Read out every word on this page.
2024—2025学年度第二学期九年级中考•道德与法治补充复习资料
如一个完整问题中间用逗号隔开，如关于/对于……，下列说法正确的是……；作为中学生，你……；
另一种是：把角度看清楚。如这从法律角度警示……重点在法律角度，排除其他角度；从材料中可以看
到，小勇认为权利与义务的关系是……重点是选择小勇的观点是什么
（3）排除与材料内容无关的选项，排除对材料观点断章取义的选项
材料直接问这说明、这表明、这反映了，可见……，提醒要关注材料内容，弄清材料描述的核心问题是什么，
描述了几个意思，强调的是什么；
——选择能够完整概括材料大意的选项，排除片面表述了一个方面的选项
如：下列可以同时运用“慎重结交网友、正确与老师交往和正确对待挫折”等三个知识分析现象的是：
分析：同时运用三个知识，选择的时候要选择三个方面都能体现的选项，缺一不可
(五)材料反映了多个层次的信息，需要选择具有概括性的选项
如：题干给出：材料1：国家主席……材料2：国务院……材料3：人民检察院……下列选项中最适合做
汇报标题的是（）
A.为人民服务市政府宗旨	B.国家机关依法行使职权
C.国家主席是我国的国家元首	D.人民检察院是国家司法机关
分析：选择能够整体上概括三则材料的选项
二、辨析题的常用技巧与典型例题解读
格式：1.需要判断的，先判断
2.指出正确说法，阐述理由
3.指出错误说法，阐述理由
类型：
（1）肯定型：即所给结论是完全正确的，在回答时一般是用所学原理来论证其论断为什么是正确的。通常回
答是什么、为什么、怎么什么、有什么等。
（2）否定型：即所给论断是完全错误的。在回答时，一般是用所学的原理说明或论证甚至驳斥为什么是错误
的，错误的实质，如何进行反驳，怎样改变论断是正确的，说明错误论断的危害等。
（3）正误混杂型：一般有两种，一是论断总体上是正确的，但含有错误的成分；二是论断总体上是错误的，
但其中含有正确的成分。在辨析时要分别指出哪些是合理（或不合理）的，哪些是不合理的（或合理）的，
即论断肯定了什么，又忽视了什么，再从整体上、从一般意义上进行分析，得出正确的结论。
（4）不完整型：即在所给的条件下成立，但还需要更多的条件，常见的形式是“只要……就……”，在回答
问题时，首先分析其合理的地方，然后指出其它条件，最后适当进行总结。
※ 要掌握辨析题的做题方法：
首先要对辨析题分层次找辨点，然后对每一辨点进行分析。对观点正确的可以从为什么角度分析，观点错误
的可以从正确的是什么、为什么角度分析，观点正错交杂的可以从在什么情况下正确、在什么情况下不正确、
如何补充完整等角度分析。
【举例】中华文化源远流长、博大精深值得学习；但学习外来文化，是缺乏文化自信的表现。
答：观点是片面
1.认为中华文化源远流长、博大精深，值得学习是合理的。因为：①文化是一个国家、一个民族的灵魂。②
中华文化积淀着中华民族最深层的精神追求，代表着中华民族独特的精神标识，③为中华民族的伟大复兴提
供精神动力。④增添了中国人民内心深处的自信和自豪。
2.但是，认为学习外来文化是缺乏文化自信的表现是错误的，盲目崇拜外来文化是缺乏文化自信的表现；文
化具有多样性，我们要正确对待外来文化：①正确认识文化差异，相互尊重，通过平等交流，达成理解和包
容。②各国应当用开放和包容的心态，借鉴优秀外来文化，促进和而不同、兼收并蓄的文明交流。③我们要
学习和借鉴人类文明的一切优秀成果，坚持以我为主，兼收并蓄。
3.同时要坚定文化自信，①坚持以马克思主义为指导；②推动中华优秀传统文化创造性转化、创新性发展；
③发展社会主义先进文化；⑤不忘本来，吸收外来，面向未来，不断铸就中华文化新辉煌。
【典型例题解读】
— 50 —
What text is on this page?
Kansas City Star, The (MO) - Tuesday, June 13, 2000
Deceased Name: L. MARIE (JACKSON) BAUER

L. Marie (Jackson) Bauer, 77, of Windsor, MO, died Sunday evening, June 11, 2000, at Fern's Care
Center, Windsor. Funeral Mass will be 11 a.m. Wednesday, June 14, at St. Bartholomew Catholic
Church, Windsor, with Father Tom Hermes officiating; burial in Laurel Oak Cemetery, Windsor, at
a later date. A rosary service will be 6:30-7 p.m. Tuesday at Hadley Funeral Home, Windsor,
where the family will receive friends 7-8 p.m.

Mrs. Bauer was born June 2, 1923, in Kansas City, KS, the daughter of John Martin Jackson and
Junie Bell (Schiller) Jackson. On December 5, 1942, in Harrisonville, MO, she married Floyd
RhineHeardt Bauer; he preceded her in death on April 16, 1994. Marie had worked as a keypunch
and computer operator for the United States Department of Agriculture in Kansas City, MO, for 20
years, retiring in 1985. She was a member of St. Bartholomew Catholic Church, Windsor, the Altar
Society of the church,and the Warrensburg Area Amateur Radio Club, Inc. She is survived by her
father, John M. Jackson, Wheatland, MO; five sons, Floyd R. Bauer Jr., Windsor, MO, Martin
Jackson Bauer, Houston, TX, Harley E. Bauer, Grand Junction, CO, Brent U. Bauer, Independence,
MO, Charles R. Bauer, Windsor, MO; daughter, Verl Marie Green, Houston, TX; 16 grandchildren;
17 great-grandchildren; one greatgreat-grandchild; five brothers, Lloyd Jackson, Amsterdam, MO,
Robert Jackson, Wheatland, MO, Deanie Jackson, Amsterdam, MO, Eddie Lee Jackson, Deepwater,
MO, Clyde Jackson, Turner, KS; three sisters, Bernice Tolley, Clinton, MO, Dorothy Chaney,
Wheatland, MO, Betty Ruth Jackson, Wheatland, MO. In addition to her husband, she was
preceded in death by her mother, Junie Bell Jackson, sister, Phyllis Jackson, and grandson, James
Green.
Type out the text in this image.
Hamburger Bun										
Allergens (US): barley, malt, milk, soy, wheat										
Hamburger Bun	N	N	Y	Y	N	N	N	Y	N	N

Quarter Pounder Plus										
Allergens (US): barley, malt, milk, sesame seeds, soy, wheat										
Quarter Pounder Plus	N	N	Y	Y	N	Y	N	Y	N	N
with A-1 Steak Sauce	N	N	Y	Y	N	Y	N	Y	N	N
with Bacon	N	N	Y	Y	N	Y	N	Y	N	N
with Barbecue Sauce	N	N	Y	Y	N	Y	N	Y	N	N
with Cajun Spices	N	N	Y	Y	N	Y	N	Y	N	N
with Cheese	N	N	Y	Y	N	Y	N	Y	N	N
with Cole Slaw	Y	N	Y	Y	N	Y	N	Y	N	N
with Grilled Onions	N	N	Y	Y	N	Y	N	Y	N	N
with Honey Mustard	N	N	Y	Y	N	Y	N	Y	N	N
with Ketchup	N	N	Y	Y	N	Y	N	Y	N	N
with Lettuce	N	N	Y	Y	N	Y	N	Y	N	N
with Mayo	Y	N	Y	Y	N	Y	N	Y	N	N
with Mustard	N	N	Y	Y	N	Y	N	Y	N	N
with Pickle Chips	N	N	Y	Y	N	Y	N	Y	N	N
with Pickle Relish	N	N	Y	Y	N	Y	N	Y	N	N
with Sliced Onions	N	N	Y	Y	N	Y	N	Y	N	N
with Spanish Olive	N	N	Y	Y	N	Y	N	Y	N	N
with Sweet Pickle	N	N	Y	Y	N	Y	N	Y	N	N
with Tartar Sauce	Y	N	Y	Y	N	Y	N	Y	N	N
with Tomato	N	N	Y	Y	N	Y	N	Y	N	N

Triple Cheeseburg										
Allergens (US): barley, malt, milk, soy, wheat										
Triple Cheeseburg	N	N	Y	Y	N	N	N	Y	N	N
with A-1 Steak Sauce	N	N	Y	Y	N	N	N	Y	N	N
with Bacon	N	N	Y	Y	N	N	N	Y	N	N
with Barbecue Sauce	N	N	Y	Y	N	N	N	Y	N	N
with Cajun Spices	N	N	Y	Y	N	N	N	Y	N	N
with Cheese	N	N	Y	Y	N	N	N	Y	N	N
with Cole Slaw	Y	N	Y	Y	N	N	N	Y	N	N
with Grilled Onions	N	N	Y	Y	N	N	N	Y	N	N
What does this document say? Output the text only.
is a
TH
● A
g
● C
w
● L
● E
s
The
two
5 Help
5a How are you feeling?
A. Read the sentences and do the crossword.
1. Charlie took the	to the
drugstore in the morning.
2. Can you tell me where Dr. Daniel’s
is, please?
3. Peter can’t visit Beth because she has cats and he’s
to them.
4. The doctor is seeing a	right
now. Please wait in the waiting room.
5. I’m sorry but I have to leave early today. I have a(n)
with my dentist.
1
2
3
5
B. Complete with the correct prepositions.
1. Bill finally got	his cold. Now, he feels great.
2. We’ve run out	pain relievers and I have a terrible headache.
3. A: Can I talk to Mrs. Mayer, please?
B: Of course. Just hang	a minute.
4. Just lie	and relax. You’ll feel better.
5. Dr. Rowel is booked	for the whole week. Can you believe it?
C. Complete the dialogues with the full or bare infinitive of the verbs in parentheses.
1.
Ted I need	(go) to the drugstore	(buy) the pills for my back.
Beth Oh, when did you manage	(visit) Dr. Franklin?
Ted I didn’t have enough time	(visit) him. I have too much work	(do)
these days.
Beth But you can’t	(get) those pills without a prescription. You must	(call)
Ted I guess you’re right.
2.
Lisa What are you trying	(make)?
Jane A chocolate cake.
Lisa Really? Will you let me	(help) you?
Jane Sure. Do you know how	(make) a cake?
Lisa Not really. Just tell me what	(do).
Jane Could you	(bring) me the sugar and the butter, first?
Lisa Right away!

════

§ Your instructions: How many lines in the listing above contain "Cajun"? Answer with the number alone.

§ Task solution: 2